> _Exercise requirements_
Identify and pull out each line of the entries in which "name" occurs.

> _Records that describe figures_
-------

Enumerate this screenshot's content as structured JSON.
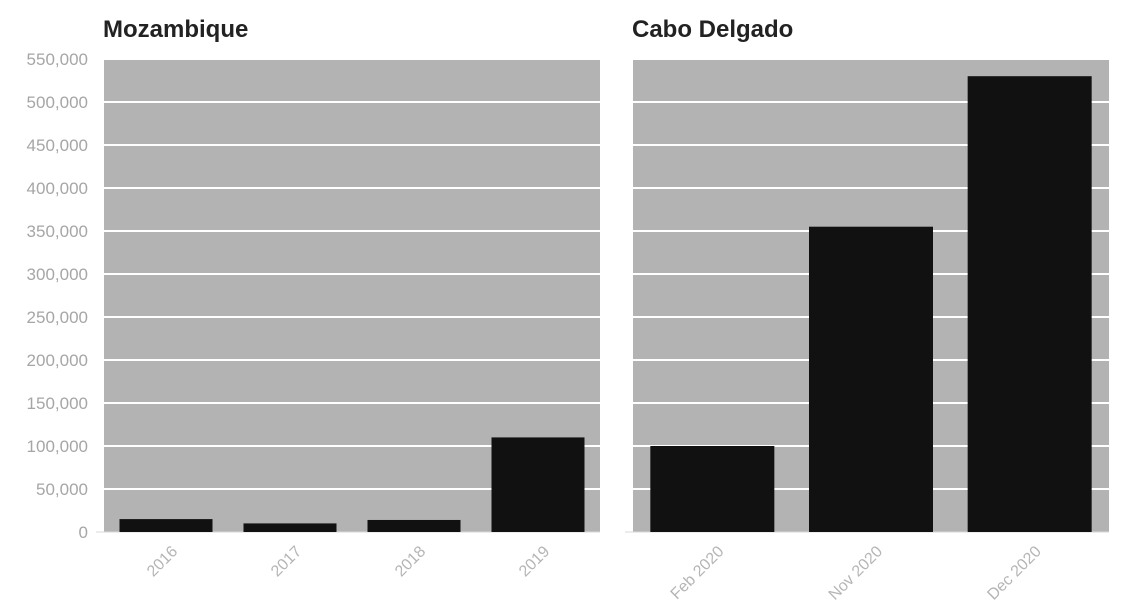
{
  "chart_data": [
    {
      "type": "bar",
      "title": "Mozambique",
      "categories": [
        "2016",
        "2017",
        "2018",
        "2019"
      ],
      "values": [
        15000,
        10000,
        14000,
        110000
      ],
      "ylim": [
        0,
        550000
      ],
      "yticks": [
        "0",
        "50,000",
        "100,000",
        "150,000",
        "200,000",
        "250,000",
        "300,000",
        "350,000",
        "400,000",
        "450,000",
        "500,000",
        "550,000"
      ],
      "grid": true,
      "colors": {
        "bar": "#111111",
        "plot_bg": "#b3b3b3",
        "grid": "#ffffff"
      }
    },
    {
      "type": "bar",
      "title": "Cabo Delgado",
      "categories": [
        "Feb 2020",
        "Nov 2020",
        "Dec 2020"
      ],
      "values": [
        100000,
        355000,
        530000
      ],
      "ylim": [
        0,
        550000
      ],
      "grid": true,
      "colors": {
        "bar": "#111111",
        "plot_bg": "#b3b3b3",
        "grid": "#ffffff"
      }
    }
  ]
}
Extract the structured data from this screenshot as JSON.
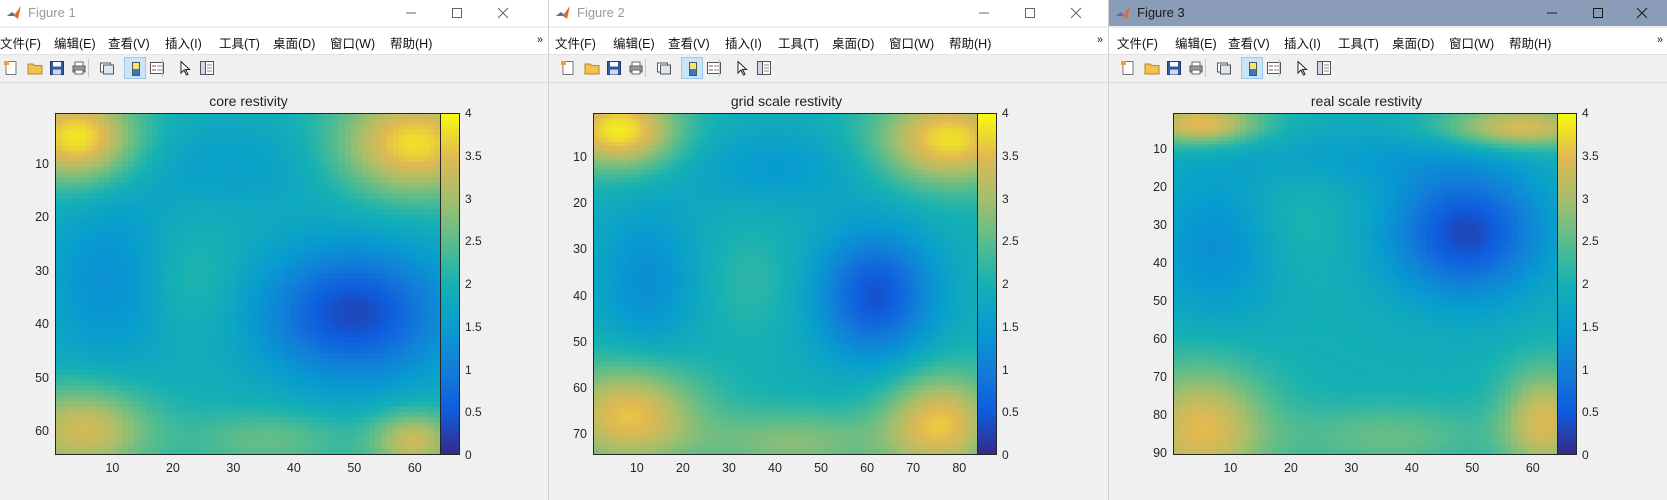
{
  "colors": {
    "active_titlebar": "#8a9cb8",
    "parula_min": "#352a87",
    "parula_max": "#f9fb0e"
  },
  "menus": [
    "文件(F)",
    "编辑(E)",
    "查看(V)",
    "插入(I)",
    "工具(T)",
    "桌面(D)",
    "窗口(W)",
    "帮助(H)"
  ],
  "toolbar_icons": [
    "new-figure-icon",
    "open-file-icon",
    "save-icon",
    "print-icon",
    "link-plot-icon",
    "insert-colorbar-icon",
    "insert-legend-icon",
    "edit-plot-icon",
    "property-inspector-icon"
  ],
  "window_controls": [
    "minimize-icon",
    "maximize-icon",
    "close-icon"
  ],
  "colorbar_ticks": [
    "0",
    "0.5",
    "1",
    "1.5",
    "2",
    "2.5",
    "3",
    "3.5",
    "4"
  ],
  "figures": [
    {
      "window_title": "Figure 1",
      "active": false,
      "chart_data": {
        "type": "heatmap",
        "title": "core restivity",
        "xlabel": "",
        "ylabel": "",
        "x_ticks": [
          10,
          20,
          30,
          40,
          50,
          60
        ],
        "y_ticks": [
          10,
          20,
          30,
          40,
          50,
          60
        ],
        "xlim": [
          0.5,
          64.5
        ],
        "ylim": [
          0.5,
          64.5
        ],
        "y_reversed": true,
        "colormap": "parula",
        "clim": [
          0,
          4
        ],
        "colorbar_ticks": [
          0,
          0.5,
          1,
          1.5,
          2,
          2.5,
          3,
          3.5,
          4
        ],
        "features": [
          {
            "x": 4,
            "y": 5,
            "value": 3.9,
            "sx": 7,
            "sy": 6
          },
          {
            "x": 60,
            "y": 6,
            "value": 3.8,
            "sx": 9,
            "sy": 7
          },
          {
            "x": 5,
            "y": 60,
            "value": 3.4,
            "sx": 8,
            "sy": 6
          },
          {
            "x": 60,
            "y": 62,
            "value": 3.3,
            "sx": 5,
            "sy": 4
          },
          {
            "x": 50,
            "y": 38,
            "value": 0.3,
            "sx": 11,
            "sy": 9
          },
          {
            "x": 22,
            "y": 32,
            "value": 2.3,
            "sx": 6,
            "sy": 8
          },
          {
            "x": 10,
            "y": 32,
            "value": 1.3,
            "sx": 8,
            "sy": 12
          },
          {
            "x": 30,
            "y": 10,
            "value": 1.6,
            "sx": 12,
            "sy": 6
          },
          {
            "x": 36,
            "y": 62,
            "value": 2.6,
            "sx": 10,
            "sy": 4
          }
        ],
        "base_value": 1.95
      }
    },
    {
      "window_title": "Figure 2",
      "active": false,
      "chart_data": {
        "type": "heatmap",
        "title": "grid scale restivity",
        "xlabel": "",
        "ylabel": "",
        "x_ticks": [
          10,
          20,
          30,
          40,
          50,
          60,
          70,
          80
        ],
        "y_ticks": [
          10,
          20,
          30,
          40,
          50,
          60,
          70
        ],
        "xlim": [
          0.5,
          84.5
        ],
        "ylim": [
          0.5,
          74.5
        ],
        "y_reversed": true,
        "colormap": "parula",
        "clim": [
          0,
          4
        ],
        "colorbar_ticks": [
          0,
          0.5,
          1,
          1.5,
          2,
          2.5,
          3,
          3.5,
          4
        ],
        "features": [
          {
            "x": 6,
            "y": 4,
            "value": 3.9,
            "sx": 9,
            "sy": 6
          },
          {
            "x": 78,
            "y": 6,
            "value": 3.8,
            "sx": 11,
            "sy": 7
          },
          {
            "x": 8,
            "y": 66,
            "value": 3.6,
            "sx": 11,
            "sy": 8
          },
          {
            "x": 76,
            "y": 68,
            "value": 3.6,
            "sx": 9,
            "sy": 8
          },
          {
            "x": 62,
            "y": 40,
            "value": 0.4,
            "sx": 9,
            "sy": 10
          },
          {
            "x": 35,
            "y": 37,
            "value": 2.2,
            "sx": 7,
            "sy": 8
          },
          {
            "x": 12,
            "y": 37,
            "value": 1.3,
            "sx": 8,
            "sy": 12
          },
          {
            "x": 40,
            "y": 12,
            "value": 1.5,
            "sx": 14,
            "sy": 6
          },
          {
            "x": 44,
            "y": 72,
            "value": 2.8,
            "sx": 14,
            "sy": 5
          }
        ],
        "base_value": 1.95
      }
    },
    {
      "window_title": "Figure 3",
      "active": true,
      "chart_data": {
        "type": "heatmap",
        "title": "real scale restivity",
        "xlabel": "",
        "ylabel": "",
        "x_ticks": [
          10,
          20,
          30,
          40,
          50,
          60
        ],
        "y_ticks": [
          10,
          20,
          30,
          40,
          50,
          60,
          70,
          80,
          90
        ],
        "xlim": [
          0.5,
          64.5
        ],
        "ylim": [
          0.5,
          90.5
        ],
        "y_reversed": true,
        "colormap": "parula",
        "clim": [
          0,
          4
        ],
        "colorbar_ticks": [
          0,
          0.5,
          1,
          1.5,
          2,
          2.5,
          3,
          3.5,
          4
        ],
        "features": [
          {
            "x": 5,
            "y": 3,
            "value": 3.6,
            "sx": 7,
            "sy": 4
          },
          {
            "x": 58,
            "y": 4,
            "value": 3.5,
            "sx": 9,
            "sy": 4
          },
          {
            "x": 5,
            "y": 84,
            "value": 3.5,
            "sx": 8,
            "sy": 12
          },
          {
            "x": 62,
            "y": 82,
            "value": 3.4,
            "sx": 5,
            "sy": 10
          },
          {
            "x": 49,
            "y": 32,
            "value": 0.3,
            "sx": 9,
            "sy": 12
          },
          {
            "x": 20,
            "y": 30,
            "value": 2.2,
            "sx": 6,
            "sy": 12
          },
          {
            "x": 8,
            "y": 36,
            "value": 1.3,
            "sx": 8,
            "sy": 14
          },
          {
            "x": 30,
            "y": 12,
            "value": 1.6,
            "sx": 16,
            "sy": 6
          },
          {
            "x": 36,
            "y": 86,
            "value": 2.6,
            "sx": 12,
            "sy": 6
          }
        ],
        "base_value": 1.95
      }
    }
  ]
}
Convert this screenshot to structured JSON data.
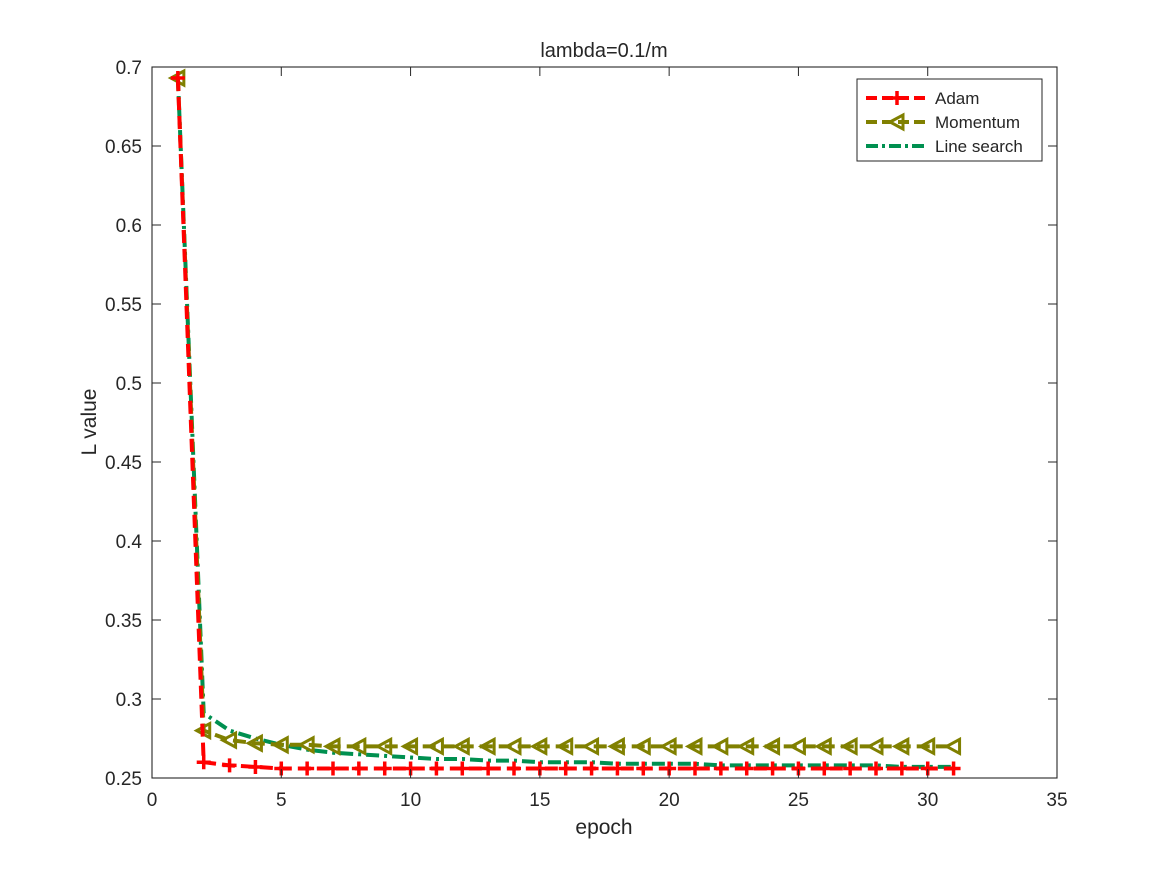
{
  "chart_data": {
    "type": "line",
    "title": "lambda=0.1/m",
    "xlabel": "epoch",
    "ylabel": "L value",
    "xlim": [
      0,
      35
    ],
    "ylim": [
      0.25,
      0.7
    ],
    "xticks": [
      0,
      5,
      10,
      15,
      20,
      25,
      30,
      35
    ],
    "yticks": [
      0.25,
      0.3,
      0.35,
      0.4,
      0.45,
      0.5,
      0.55,
      0.6,
      0.65,
      0.7
    ],
    "xtick_labels": [
      "0",
      "5",
      "10",
      "15",
      "20",
      "25",
      "30",
      "35"
    ],
    "ytick_labels": [
      "0.25",
      "0.3",
      "0.35",
      "0.4",
      "0.45",
      "0.5",
      "0.55",
      "0.6",
      "0.65",
      "0.7"
    ],
    "grid": false,
    "legend_position": "top-right",
    "x": [
      1,
      2,
      3,
      4,
      5,
      6,
      7,
      8,
      9,
      10,
      11,
      12,
      13,
      14,
      15,
      16,
      17,
      18,
      19,
      20,
      21,
      22,
      23,
      24,
      25,
      26,
      27,
      28,
      29,
      30,
      31
    ],
    "series": [
      {
        "name": "Adam",
        "color": "#ff0000",
        "line_style": "dashed",
        "marker": "plus",
        "values": [
          0.693,
          0.26,
          0.258,
          0.257,
          0.256,
          0.256,
          0.256,
          0.256,
          0.256,
          0.256,
          0.256,
          0.256,
          0.256,
          0.256,
          0.256,
          0.256,
          0.256,
          0.256,
          0.256,
          0.256,
          0.256,
          0.256,
          0.256,
          0.256,
          0.256,
          0.256,
          0.256,
          0.256,
          0.256,
          0.256,
          0.256
        ]
      },
      {
        "name": "Momentum",
        "color": "#808000",
        "line_style": "dashed",
        "marker": "triangle-left",
        "values": [
          0.693,
          0.28,
          0.274,
          0.272,
          0.271,
          0.271,
          0.27,
          0.27,
          0.27,
          0.27,
          0.27,
          0.27,
          0.27,
          0.27,
          0.27,
          0.27,
          0.27,
          0.27,
          0.27,
          0.27,
          0.27,
          0.27,
          0.27,
          0.27,
          0.27,
          0.27,
          0.27,
          0.27,
          0.27,
          0.27,
          0.27
        ]
      },
      {
        "name": "Line search",
        "color": "#009050",
        "line_style": "dashdot",
        "marker": "none",
        "values": [
          0.693,
          0.291,
          0.28,
          0.275,
          0.271,
          0.268,
          0.266,
          0.265,
          0.264,
          0.263,
          0.262,
          0.262,
          0.261,
          0.261,
          0.26,
          0.26,
          0.26,
          0.259,
          0.259,
          0.259,
          0.259,
          0.258,
          0.258,
          0.258,
          0.258,
          0.258,
          0.258,
          0.258,
          0.257,
          0.257,
          0.257
        ]
      }
    ]
  }
}
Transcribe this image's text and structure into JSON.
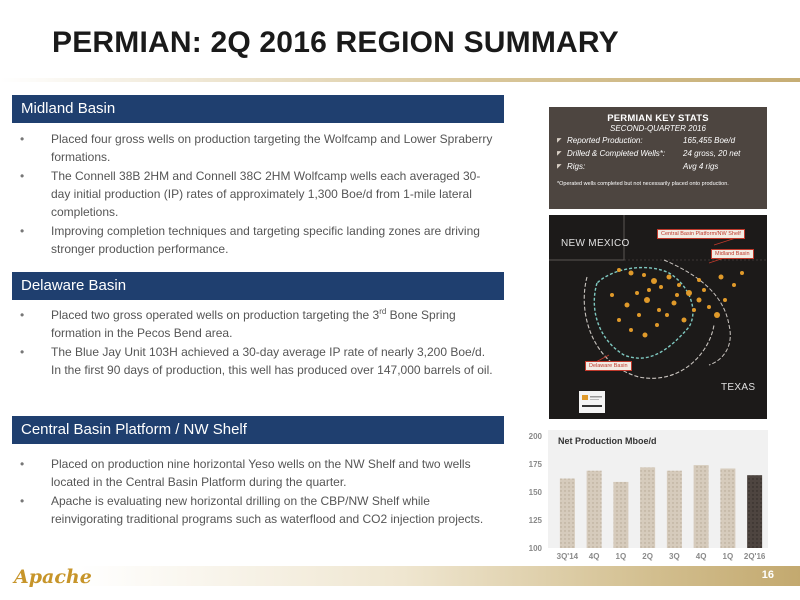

-------

> _Output for this exercise_
        "name": "Adam",
        "name": "Momentum",
        "name": "Line search",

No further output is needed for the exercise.